## [STATED EXERCISE]
Write out the whole listing exactly as it stands.
━━━━━━━━━━━━━━━━
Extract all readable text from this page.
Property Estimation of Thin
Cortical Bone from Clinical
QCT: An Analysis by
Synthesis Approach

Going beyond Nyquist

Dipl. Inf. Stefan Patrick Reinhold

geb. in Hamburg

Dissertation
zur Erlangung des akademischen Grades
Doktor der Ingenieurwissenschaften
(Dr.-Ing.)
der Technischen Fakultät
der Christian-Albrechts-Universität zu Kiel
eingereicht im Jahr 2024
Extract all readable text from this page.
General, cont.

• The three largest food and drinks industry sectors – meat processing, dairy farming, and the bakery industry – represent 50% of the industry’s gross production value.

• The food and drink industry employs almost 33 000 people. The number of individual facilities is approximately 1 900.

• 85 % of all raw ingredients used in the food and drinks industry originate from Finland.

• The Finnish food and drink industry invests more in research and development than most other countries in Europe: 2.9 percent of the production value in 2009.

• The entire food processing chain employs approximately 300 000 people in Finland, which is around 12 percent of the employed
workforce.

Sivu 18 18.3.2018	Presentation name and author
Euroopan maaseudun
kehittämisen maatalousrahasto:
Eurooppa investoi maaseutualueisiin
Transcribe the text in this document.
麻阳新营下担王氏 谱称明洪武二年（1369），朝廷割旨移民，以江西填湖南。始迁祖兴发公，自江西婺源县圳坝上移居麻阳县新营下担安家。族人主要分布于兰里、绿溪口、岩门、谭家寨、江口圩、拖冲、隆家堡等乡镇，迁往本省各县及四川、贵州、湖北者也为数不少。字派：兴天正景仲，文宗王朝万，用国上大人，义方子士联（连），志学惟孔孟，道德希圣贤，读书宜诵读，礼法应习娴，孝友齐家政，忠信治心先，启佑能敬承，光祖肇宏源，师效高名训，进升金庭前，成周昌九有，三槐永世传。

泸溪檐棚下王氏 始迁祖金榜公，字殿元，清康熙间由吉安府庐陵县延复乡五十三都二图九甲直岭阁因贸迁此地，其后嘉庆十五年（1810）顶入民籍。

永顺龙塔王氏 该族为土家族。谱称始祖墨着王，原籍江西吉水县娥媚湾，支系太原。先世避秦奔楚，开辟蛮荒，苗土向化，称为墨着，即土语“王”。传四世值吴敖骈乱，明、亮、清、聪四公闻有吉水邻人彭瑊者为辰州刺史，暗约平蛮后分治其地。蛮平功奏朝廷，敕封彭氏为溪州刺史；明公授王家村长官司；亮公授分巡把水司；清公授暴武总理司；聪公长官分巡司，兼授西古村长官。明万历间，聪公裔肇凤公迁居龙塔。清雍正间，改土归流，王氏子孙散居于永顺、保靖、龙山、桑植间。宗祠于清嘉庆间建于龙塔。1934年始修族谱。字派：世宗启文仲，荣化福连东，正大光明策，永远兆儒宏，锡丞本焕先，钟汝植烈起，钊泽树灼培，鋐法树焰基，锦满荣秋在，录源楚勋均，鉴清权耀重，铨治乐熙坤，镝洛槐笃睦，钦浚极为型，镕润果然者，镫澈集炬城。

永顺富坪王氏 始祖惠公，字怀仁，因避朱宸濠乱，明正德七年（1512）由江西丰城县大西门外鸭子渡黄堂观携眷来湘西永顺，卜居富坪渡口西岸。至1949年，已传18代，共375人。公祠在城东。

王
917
━━━━━━━━━━━━━━━━
## [RESULT FOR THIS TASK]
Extract all readable text from this page.
Property Estimation of Thin
Cortical Bone from Clinical
QCT: An Analysis by
Synthesis Approach

Going beyond Nyquist

Dipl. Inf. Stefan Patrick Reinhold

geb. in Hamburg

Dissertation
zur Erlangung des akademischen Grades
Doktor der Ingenieurwissenschaften
(Dr.-Ing.)
der Technischen Fakultät
der Christian-Albrechts-Universität zu Kiel
eingereicht im Jahr 2024
Extract all readable text from this page.
General, cont.

• The three largest food and drinks industry sectors – meat processing, dairy farming, and the bakery industry – represent 50% of the industry’s gross production value.

• The food and drink industry employs almost 33 000 people. The number of individual facilities is approximately 1 900.

• 85 % of all raw ingredients used in the food and drinks industry originate from Finland.

• The Finnish food and drink industry invests more in research and development than most other countries in Europe: 2.9 percent of the production value in 2009.

• The entire food processing chain employs approximately 300 000 people in Finland, which is around 12 percent of the employed
workforce.

Sivu 18 18.3.2018	Presentation name and author
Euroopan maaseudun
kehittämisen maatalousrahasto:
Eurooppa investoi maaseutualueisiin
Transcribe the text in this document.
麻阳新营下担王氏 谱称明洪武二年（1369），朝廷割旨移民，以江西填湖南。始迁祖兴发公，自江西婺源县圳坝上移居麻阳县新营下担安家。族人主要分布于兰里、绿溪口、岩门、谭家寨、江口圩、拖冲、隆家堡等乡镇，迁往本省各县及四川、贵州、湖北者也为数不少。字派：兴天正景仲，文宗王朝万，用国上大人，义方子士联（连），志学惟孔孟，道德希圣贤，读书宜诵读，礼法应习娴，孝友齐家政，忠信治心先，启佑能敬承，光祖肇宏源，师效高名训，进升金庭前，成周昌九有，三槐永世传。

泸溪檐棚下王氏 始迁祖金榜公，字殿元，清康熙间由吉安府庐陵县延复乡五十三都二图九甲直岭阁因贸迁此地，其后嘉庆十五年（1810）顶入民籍。

永顺龙塔王氏 该族为土家族。谱称始祖墨着王，原籍江西吉水县娥媚湾，支系太原。先世避秦奔楚，开辟蛮荒，苗土向化，称为墨着，即土语“王”。传四世值吴敖骈乱，明、亮、清、聪四公闻有吉水邻人彭瑊者为辰州刺史，暗约平蛮后分治其地。蛮平功奏朝廷，敕封彭氏为溪州刺史；明公授王家村长官司；亮公授分巡把水司；清公授暴武总理司；聪公长官分巡司，兼授西古村长官。明万历间，聪公裔肇凤公迁居龙塔。清雍正间，改土归流，王氏子孙散居于永顺、保靖、龙山、桑植间。宗祠于清嘉庆间建于龙塔。1934年始修族谱。字派：世宗启文仲，荣化福连东，正大光明策，永远兆儒宏，锡丞本焕先，钟汝植烈起，钊泽树灼培，鋐法树焰基，锦满荣秋在，录源楚勋均，鉴清权耀重，铨治乐熙坤，镝洛槐笃睦，钦浚极为型，镕润果然者，镫澈集炬城。

永顺富坪王氏 始祖惠公，字怀仁，因避朱宸濠乱，明正德七年（1512）由江西丰城县大西门外鸭子渡黄堂观携眷来湘西永顺，卜居富坪渡口西岸。至1949年，已传18代，共375人。公祠在城东。

王
917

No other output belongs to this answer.